▶ [Collection entries]:
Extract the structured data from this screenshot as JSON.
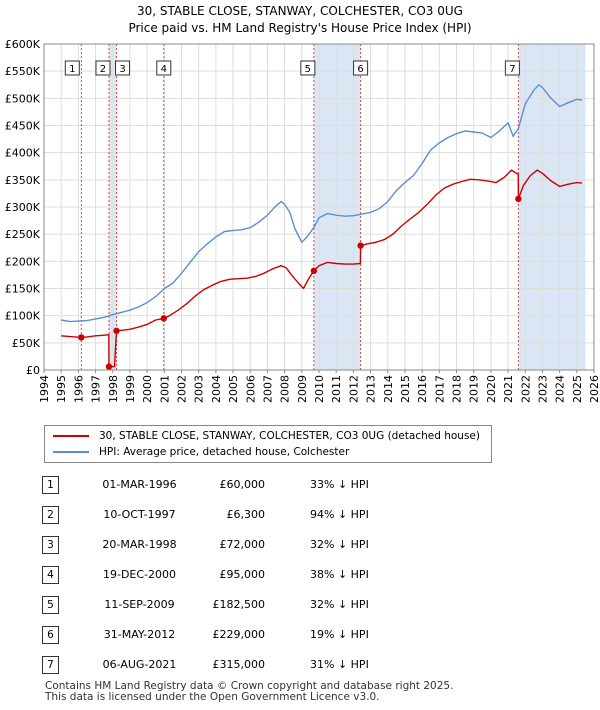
{
  "title_line1": "30, STABLE CLOSE, STANWAY, COLCHESTER, CO3 0UG",
  "title_line2": "Price paid vs. HM Land Registry's House Price Index (HPI)",
  "legend": {
    "property_label": "30, STABLE CLOSE, STANWAY, COLCHESTER, CO3 0UG (detached house)",
    "hpi_label": "HPI: Average price, detached house, Colchester"
  },
  "colors": {
    "property": "#cc0000",
    "hpi": "#5a8fd0",
    "shade": "#dbe6f5",
    "vline": "#dd4444",
    "grid": "#dddddd"
  },
  "sales": [
    {
      "n": "1",
      "date": "01-MAR-1996",
      "price": "£60,000",
      "pct": "33% ↓ HPI"
    },
    {
      "n": "2",
      "date": "10-OCT-1997",
      "price": "£6,300",
      "pct": "94% ↓ HPI"
    },
    {
      "n": "3",
      "date": "20-MAR-1998",
      "price": "£72,000",
      "pct": "32% ↓ HPI"
    },
    {
      "n": "4",
      "date": "19-DEC-2000",
      "price": "£95,000",
      "pct": "38% ↓ HPI"
    },
    {
      "n": "5",
      "date": "11-SEP-2009",
      "price": "£182,500",
      "pct": "32% ↓ HPI"
    },
    {
      "n": "6",
      "date": "31-MAY-2012",
      "price": "£229,000",
      "pct": "19% ↓ HPI"
    },
    {
      "n": "7",
      "date": "06-AUG-2021",
      "price": "£315,000",
      "pct": "31% ↓ HPI"
    }
  ],
  "footer_line1": "Contains HM Land Registry data © Crown copyright and database right 2025.",
  "footer_line2": "This data is licensed under the Open Government Licence v3.0.",
  "chart_data": {
    "type": "line",
    "xlim": [
      1994,
      2026
    ],
    "ylim": [
      0,
      600000
    ],
    "x_ticks": [
      "1994",
      "1995",
      "1996",
      "1997",
      "1998",
      "1999",
      "2000",
      "2001",
      "2002",
      "2003",
      "2004",
      "2005",
      "2006",
      "2007",
      "2008",
      "2009",
      "2010",
      "2011",
      "2012",
      "2013",
      "2014",
      "2015",
      "2016",
      "2017",
      "2018",
      "2019",
      "2020",
      "2021",
      "2022",
      "2023",
      "2024",
      "2025",
      "2026"
    ],
    "y_ticks": [
      {
        "v": 0,
        "label": "£0"
      },
      {
        "v": 50000,
        "label": "£50K"
      },
      {
        "v": 100000,
        "label": "£100K"
      },
      {
        "v": 150000,
        "label": "£150K"
      },
      {
        "v": 200000,
        "label": "£200K"
      },
      {
        "v": 250000,
        "label": "£250K"
      },
      {
        "v": 300000,
        "label": "£300K"
      },
      {
        "v": 350000,
        "label": "£350K"
      },
      {
        "v": 400000,
        "label": "£400K"
      },
      {
        "v": 450000,
        "label": "£450K"
      },
      {
        "v": 500000,
        "label": "£500K"
      },
      {
        "v": 550000,
        "label": "£550K"
      },
      {
        "v": 600000,
        "label": "£600K"
      }
    ],
    "shaded_spans": [
      [
        1997.78,
        1998.22
      ],
      [
        2009.7,
        2012.42
      ],
      [
        2021.6,
        2025.5
      ]
    ],
    "sale_markers": [
      {
        "n": "1",
        "x": 1996.17,
        "y": 60000
      },
      {
        "n": "2",
        "x": 1997.78,
        "y": 6300
      },
      {
        "n": "3",
        "x": 1998.22,
        "y": 72000
      },
      {
        "n": "4",
        "x": 2000.97,
        "y": 95000
      },
      {
        "n": "5",
        "x": 2009.7,
        "y": 182500
      },
      {
        "n": "6",
        "x": 2012.42,
        "y": 229000
      },
      {
        "n": "7",
        "x": 2021.6,
        "y": 315000
      }
    ],
    "series": [
      {
        "name": "HPI: Average price, detached house, Colchester",
        "points": [
          [
            1995,
            92000
          ],
          [
            1995.5,
            89000
          ],
          [
            1996,
            90000
          ],
          [
            1996.5,
            91000
          ],
          [
            1997,
            94000
          ],
          [
            1997.5,
            97000
          ],
          [
            1998,
            102000
          ],
          [
            1998.5,
            106000
          ],
          [
            1999,
            110000
          ],
          [
            1999.5,
            116000
          ],
          [
            2000,
            124000
          ],
          [
            2000.5,
            135000
          ],
          [
            2001,
            150000
          ],
          [
            2001.5,
            160000
          ],
          [
            2002,
            178000
          ],
          [
            2002.5,
            198000
          ],
          [
            2003,
            218000
          ],
          [
            2003.5,
            232000
          ],
          [
            2004,
            245000
          ],
          [
            2004.5,
            255000
          ],
          [
            2005,
            257000
          ],
          [
            2005.5,
            258000
          ],
          [
            2006,
            262000
          ],
          [
            2006.5,
            272000
          ],
          [
            2007,
            285000
          ],
          [
            2007.5,
            302000
          ],
          [
            2007.8,
            310000
          ],
          [
            2008,
            305000
          ],
          [
            2008.3,
            290000
          ],
          [
            2008.6,
            260000
          ],
          [
            2009,
            235000
          ],
          [
            2009.3,
            245000
          ],
          [
            2009.7,
            262000
          ],
          [
            2010,
            280000
          ],
          [
            2010.5,
            288000
          ],
          [
            2011,
            285000
          ],
          [
            2011.5,
            283000
          ],
          [
            2012,
            284000
          ],
          [
            2012.5,
            287000
          ],
          [
            2013,
            290000
          ],
          [
            2013.5,
            297000
          ],
          [
            2014,
            310000
          ],
          [
            2014.5,
            330000
          ],
          [
            2015,
            345000
          ],
          [
            2015.5,
            358000
          ],
          [
            2016,
            380000
          ],
          [
            2016.5,
            405000
          ],
          [
            2017,
            418000
          ],
          [
            2017.5,
            428000
          ],
          [
            2018,
            435000
          ],
          [
            2018.5,
            440000
          ],
          [
            2019,
            438000
          ],
          [
            2019.5,
            436000
          ],
          [
            2020,
            428000
          ],
          [
            2020.5,
            440000
          ],
          [
            2021,
            455000
          ],
          [
            2021.3,
            430000
          ],
          [
            2021.6,
            445000
          ],
          [
            2022,
            490000
          ],
          [
            2022.5,
            515000
          ],
          [
            2022.8,
            525000
          ],
          [
            2023,
            520000
          ],
          [
            2023.5,
            500000
          ],
          [
            2024,
            485000
          ],
          [
            2024.5,
            492000
          ],
          [
            2025,
            498000
          ],
          [
            2025.3,
            497000
          ]
        ]
      },
      {
        "name": "30, STABLE CLOSE, STANWAY, COLCHESTER, CO3 0UG (detached house)",
        "points": [
          [
            1995,
            63000
          ],
          [
            1995.5,
            61500
          ],
          [
            1996.17,
            60000
          ],
          [
            1996.5,
            61000
          ],
          [
            1997,
            63000
          ],
          [
            1997.5,
            64000
          ],
          [
            1997.77,
            65000
          ],
          [
            1997.78,
            6300
          ],
          [
            1998.1,
            6500
          ],
          [
            1998.22,
            72000
          ],
          [
            1998.5,
            73000
          ],
          [
            1999,
            75000
          ],
          [
            1999.5,
            79000
          ],
          [
            2000,
            84000
          ],
          [
            2000.5,
            92000
          ],
          [
            2000.97,
            95000
          ],
          [
            2001.3,
            100000
          ],
          [
            2001.8,
            110000
          ],
          [
            2002.3,
            122000
          ],
          [
            2002.8,
            136000
          ],
          [
            2003.3,
            148000
          ],
          [
            2003.8,
            156000
          ],
          [
            2004.3,
            163000
          ],
          [
            2004.8,
            167000
          ],
          [
            2005.3,
            168000
          ],
          [
            2005.8,
            169000
          ],
          [
            2006.3,
            172000
          ],
          [
            2006.8,
            178000
          ],
          [
            2007.3,
            186000
          ],
          [
            2007.8,
            192000
          ],
          [
            2008.1,
            188000
          ],
          [
            2008.4,
            175000
          ],
          [
            2008.8,
            160000
          ],
          [
            2009.1,
            150000
          ],
          [
            2009.4,
            168000
          ],
          [
            2009.7,
            182500
          ],
          [
            2010,
            192000
          ],
          [
            2010.5,
            198000
          ],
          [
            2011,
            196000
          ],
          [
            2011.5,
            195000
          ],
          [
            2012,
            195000
          ],
          [
            2012.41,
            196000
          ],
          [
            2012.42,
            229000
          ],
          [
            2012.8,
            232000
          ],
          [
            2013.3,
            235000
          ],
          [
            2013.8,
            240000
          ],
          [
            2014.3,
            250000
          ],
          [
            2014.8,
            265000
          ],
          [
            2015.3,
            278000
          ],
          [
            2015.8,
            290000
          ],
          [
            2016.3,
            305000
          ],
          [
            2016.8,
            322000
          ],
          [
            2017.3,
            335000
          ],
          [
            2017.8,
            342000
          ],
          [
            2018.3,
            347000
          ],
          [
            2018.8,
            351000
          ],
          [
            2019.3,
            350000
          ],
          [
            2019.8,
            348000
          ],
          [
            2020.3,
            345000
          ],
          [
            2020.8,
            355000
          ],
          [
            2021.2,
            368000
          ],
          [
            2021.59,
            360000
          ],
          [
            2021.6,
            315000
          ],
          [
            2021.9,
            340000
          ],
          [
            2022.3,
            358000
          ],
          [
            2022.7,
            368000
          ],
          [
            2023,
            362000
          ],
          [
            2023.5,
            348000
          ],
          [
            2024,
            338000
          ],
          [
            2024.5,
            342000
          ],
          [
            2025,
            345000
          ],
          [
            2025.3,
            344000
          ]
        ]
      }
    ]
  }
}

▶ [WHAT YOU HAVE TO DO]:
Collect each line above holding the string "name".

▶ [TASK ANSWER]:
        "name": "HPI: Average price, detached house, Colchester",
        "name": "30, STABLE CLOSE, STANWAY, COLCHESTER, CO3 0UG (detached house)",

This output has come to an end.